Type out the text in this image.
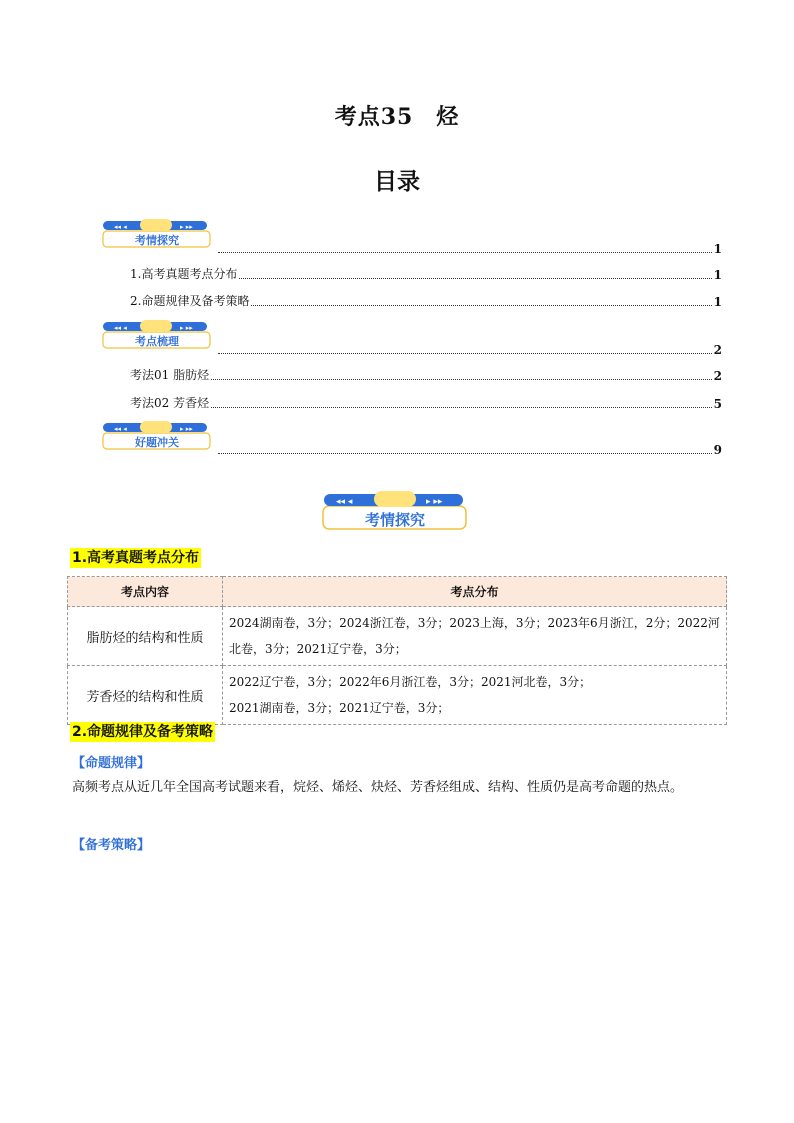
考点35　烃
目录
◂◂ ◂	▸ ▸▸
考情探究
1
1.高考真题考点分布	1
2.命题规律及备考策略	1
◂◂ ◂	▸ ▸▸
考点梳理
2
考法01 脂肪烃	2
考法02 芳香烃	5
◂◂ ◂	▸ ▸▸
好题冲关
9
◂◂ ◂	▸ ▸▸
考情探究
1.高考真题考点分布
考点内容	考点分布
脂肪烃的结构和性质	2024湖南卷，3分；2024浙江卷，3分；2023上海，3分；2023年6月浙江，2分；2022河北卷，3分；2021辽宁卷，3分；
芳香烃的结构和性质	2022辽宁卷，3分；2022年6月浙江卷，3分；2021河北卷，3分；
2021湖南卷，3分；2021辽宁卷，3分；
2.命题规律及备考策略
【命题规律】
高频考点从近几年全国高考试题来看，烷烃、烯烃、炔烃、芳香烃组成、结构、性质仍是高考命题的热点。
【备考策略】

===

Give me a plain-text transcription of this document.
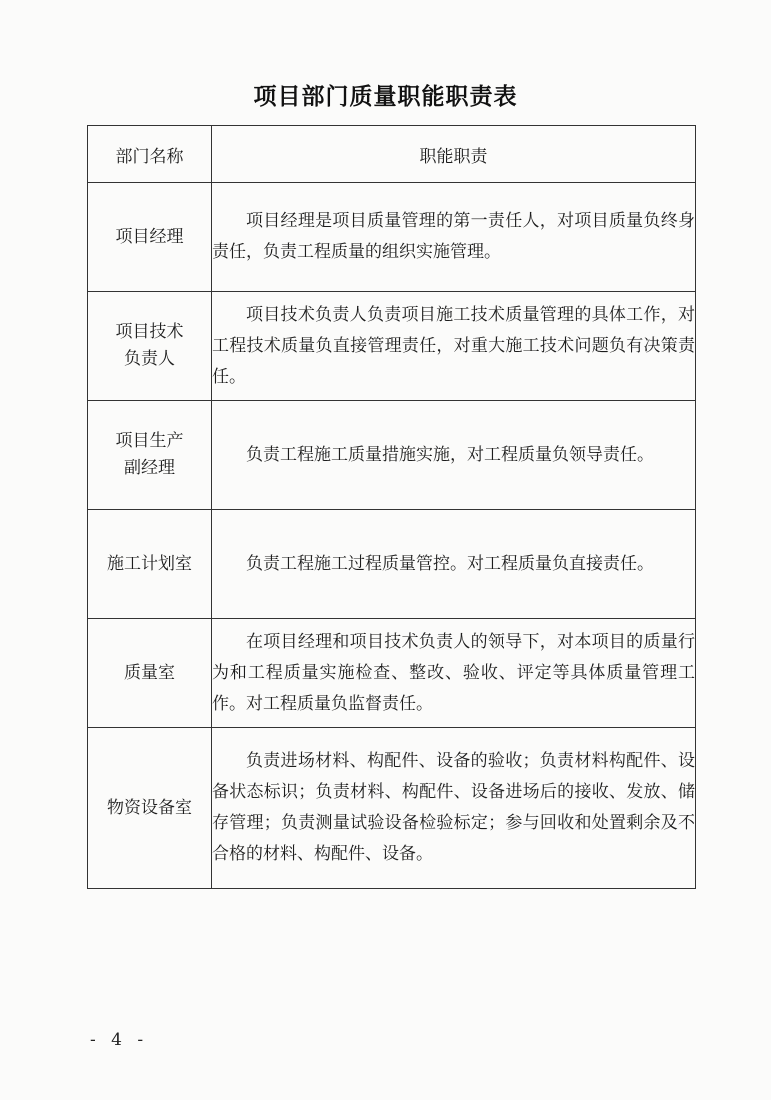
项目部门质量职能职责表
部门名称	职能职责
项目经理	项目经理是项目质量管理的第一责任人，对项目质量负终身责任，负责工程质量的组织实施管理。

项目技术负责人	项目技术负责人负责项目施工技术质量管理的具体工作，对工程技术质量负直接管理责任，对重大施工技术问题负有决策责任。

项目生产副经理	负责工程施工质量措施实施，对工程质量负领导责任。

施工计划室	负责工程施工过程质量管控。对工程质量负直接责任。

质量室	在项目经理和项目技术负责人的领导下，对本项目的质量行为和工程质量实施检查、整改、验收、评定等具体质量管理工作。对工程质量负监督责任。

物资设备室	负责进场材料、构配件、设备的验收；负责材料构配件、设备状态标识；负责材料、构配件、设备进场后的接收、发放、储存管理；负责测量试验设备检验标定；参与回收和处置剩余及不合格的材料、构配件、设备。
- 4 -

===

[Problem to solve] Pull out every line of the records that includes the string "text".

[Result of the exercise]
Type out the text in this image.
Give me a plain-text transcription of this document.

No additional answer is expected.